• DATA FOR THIS EXERCISE:
>> BEGIN

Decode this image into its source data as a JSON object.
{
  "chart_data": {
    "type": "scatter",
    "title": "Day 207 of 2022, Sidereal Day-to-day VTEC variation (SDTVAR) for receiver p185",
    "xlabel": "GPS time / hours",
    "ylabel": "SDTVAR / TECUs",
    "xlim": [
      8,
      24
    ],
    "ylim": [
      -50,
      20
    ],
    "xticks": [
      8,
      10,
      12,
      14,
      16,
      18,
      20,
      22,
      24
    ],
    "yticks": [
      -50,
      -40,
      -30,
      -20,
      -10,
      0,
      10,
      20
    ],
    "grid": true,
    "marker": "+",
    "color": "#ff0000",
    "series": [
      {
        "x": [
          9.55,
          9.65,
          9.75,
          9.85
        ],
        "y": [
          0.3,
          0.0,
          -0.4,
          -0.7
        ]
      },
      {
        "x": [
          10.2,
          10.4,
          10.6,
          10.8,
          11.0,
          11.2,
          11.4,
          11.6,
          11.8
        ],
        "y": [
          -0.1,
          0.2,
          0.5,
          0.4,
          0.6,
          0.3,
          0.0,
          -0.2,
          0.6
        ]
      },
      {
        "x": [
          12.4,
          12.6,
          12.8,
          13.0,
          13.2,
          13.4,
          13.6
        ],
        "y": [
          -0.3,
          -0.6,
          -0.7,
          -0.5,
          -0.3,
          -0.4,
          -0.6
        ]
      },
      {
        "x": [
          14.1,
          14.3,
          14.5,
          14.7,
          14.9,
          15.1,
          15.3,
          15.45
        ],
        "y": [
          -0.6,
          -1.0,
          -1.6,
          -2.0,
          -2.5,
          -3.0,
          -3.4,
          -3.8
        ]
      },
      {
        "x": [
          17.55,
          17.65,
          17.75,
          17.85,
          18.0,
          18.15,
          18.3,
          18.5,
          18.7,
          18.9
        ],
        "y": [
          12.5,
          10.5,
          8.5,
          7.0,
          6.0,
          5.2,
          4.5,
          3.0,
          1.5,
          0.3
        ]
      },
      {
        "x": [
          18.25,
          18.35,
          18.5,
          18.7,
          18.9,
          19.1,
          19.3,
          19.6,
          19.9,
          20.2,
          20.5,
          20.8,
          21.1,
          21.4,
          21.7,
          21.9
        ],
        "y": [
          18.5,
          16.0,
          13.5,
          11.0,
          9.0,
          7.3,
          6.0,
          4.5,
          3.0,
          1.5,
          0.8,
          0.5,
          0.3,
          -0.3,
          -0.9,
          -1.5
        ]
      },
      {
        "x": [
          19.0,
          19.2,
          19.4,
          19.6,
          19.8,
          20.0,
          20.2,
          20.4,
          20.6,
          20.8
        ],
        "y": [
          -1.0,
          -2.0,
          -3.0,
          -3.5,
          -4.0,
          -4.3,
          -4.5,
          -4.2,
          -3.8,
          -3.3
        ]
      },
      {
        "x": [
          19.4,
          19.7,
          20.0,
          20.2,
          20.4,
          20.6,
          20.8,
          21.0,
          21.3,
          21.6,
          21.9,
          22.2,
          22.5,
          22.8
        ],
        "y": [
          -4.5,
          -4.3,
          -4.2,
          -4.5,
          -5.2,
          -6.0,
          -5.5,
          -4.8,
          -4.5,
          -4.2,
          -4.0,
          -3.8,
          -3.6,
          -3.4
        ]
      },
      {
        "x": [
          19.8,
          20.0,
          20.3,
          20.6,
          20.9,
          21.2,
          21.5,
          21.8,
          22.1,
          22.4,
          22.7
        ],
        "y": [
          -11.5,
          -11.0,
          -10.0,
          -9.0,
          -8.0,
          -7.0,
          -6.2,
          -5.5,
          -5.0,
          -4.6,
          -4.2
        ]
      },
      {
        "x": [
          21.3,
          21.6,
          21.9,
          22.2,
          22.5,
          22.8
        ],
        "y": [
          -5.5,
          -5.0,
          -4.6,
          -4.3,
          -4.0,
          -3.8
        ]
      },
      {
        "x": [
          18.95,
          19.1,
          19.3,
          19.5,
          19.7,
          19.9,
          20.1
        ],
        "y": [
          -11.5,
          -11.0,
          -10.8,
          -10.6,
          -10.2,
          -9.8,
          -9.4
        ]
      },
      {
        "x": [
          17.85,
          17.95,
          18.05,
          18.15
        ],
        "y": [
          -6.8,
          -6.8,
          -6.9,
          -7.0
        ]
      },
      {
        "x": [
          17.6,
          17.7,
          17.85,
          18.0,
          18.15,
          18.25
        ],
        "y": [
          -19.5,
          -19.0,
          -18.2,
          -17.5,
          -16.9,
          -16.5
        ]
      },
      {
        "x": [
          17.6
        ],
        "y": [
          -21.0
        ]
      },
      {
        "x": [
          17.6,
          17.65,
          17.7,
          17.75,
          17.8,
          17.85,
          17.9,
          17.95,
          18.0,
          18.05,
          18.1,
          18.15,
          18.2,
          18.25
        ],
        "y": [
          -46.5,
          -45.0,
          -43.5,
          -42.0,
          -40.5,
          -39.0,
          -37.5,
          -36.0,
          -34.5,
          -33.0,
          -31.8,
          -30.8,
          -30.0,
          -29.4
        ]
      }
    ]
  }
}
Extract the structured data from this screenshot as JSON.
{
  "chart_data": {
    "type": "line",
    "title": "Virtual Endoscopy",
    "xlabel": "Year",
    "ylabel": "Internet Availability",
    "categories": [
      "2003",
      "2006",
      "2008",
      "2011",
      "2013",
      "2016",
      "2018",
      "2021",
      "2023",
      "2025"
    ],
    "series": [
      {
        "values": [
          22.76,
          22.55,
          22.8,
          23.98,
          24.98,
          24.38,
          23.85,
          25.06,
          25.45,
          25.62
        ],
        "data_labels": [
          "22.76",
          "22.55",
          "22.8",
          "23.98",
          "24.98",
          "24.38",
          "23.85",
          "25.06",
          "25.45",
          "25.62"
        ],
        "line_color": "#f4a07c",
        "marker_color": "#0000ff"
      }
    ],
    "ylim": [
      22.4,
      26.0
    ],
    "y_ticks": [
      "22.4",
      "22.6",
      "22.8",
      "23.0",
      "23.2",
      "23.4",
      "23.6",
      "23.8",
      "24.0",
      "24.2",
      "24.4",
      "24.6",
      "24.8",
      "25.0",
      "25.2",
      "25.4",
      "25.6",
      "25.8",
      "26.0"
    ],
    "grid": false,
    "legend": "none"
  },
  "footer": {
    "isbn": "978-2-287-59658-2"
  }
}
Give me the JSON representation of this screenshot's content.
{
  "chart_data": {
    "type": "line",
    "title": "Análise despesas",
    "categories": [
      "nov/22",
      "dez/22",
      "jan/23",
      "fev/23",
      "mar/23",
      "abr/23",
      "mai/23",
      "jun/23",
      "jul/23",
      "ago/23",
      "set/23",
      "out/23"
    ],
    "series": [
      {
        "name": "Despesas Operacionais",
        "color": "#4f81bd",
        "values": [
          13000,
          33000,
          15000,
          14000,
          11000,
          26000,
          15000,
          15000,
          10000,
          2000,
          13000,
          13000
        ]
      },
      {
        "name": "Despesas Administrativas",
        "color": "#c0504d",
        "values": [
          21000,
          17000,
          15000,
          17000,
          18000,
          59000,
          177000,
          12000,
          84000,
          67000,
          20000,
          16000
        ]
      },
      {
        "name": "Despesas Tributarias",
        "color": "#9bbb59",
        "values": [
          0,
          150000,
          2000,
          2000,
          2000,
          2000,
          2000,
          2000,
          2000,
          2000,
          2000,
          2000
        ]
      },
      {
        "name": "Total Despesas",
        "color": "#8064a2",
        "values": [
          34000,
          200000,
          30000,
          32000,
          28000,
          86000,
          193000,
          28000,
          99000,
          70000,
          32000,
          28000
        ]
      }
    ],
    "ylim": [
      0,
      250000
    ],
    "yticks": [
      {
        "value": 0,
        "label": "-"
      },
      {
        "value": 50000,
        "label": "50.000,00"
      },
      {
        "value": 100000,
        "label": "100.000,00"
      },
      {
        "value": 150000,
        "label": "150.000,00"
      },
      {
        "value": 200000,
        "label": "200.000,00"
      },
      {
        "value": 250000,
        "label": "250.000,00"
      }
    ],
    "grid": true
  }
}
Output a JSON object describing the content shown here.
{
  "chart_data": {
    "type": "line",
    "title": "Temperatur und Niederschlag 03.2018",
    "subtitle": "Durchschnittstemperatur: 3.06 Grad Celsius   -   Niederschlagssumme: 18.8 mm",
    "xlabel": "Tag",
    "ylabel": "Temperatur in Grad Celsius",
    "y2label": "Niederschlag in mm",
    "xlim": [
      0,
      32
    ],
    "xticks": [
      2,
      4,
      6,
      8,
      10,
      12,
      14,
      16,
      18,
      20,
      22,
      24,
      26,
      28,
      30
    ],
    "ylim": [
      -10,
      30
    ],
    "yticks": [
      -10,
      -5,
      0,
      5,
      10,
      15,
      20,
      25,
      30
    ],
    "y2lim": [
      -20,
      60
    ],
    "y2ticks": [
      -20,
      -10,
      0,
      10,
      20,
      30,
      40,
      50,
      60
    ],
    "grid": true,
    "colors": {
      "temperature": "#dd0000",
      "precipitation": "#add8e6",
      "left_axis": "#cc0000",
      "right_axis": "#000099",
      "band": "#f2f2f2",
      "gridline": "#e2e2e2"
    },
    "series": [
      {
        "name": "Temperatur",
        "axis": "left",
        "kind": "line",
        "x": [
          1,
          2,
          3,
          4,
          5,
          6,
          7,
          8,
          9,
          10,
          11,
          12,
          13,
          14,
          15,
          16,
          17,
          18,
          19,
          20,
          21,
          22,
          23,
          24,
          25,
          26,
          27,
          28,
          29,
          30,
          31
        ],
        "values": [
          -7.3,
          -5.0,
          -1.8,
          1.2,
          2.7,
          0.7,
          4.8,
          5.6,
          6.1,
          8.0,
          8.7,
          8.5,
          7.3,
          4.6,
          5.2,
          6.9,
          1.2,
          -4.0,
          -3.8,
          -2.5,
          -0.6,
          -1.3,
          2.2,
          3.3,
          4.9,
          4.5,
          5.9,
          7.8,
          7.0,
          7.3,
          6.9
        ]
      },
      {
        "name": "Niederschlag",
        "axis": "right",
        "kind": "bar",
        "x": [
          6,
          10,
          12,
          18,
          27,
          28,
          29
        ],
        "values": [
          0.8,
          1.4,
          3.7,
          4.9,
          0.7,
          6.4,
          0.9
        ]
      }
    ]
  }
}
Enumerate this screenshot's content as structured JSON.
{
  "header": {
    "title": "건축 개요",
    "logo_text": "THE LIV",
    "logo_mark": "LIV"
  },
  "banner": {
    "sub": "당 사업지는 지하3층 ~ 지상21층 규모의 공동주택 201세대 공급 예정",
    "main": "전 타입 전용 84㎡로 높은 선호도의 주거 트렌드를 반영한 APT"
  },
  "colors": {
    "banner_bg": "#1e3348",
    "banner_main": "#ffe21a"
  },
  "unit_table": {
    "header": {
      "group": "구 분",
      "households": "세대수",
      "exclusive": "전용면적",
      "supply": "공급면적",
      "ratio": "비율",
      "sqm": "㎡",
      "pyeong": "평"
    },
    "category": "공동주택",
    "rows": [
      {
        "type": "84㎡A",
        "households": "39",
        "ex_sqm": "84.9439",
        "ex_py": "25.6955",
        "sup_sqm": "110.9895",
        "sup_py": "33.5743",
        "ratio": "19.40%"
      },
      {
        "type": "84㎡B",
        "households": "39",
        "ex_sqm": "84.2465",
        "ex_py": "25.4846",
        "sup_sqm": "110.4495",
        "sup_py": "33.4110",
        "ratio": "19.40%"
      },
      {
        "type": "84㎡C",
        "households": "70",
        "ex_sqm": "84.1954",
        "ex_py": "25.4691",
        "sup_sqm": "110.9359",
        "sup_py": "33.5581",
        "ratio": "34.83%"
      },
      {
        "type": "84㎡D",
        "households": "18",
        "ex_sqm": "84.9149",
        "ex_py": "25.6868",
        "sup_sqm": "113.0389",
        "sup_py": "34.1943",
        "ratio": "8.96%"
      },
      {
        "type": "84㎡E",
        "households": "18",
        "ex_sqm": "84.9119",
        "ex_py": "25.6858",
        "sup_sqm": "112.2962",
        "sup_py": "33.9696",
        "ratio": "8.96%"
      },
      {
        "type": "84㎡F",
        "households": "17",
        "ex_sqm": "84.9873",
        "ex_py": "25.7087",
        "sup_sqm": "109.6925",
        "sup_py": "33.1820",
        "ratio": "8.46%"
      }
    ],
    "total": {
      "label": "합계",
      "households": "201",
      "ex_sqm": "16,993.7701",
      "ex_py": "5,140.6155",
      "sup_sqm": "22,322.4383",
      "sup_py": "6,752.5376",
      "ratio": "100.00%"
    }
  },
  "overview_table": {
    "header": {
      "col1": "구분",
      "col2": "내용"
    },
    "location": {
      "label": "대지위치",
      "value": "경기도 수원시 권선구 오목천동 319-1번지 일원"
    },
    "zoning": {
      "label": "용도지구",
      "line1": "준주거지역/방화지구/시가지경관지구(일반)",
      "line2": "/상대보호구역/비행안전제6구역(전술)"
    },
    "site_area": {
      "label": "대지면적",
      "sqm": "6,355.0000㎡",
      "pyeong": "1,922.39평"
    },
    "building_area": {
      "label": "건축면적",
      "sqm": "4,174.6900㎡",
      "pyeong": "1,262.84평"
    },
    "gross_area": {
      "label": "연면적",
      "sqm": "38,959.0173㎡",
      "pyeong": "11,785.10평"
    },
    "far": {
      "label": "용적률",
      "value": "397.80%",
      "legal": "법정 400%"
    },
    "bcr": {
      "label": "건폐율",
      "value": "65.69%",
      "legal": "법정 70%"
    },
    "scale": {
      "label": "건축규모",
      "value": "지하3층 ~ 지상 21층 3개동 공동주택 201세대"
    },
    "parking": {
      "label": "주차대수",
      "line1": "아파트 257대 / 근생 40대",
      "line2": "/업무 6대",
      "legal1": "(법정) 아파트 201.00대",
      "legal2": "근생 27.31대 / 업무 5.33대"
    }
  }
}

>> END

Using the records given above, list every line that includes the word "households".

      "households": "세대수",
        "households": "39",
        "households": "39",
        "households": "70",
        "households": "18",
        "households": "18",
        "households": "17",
      "households": "201",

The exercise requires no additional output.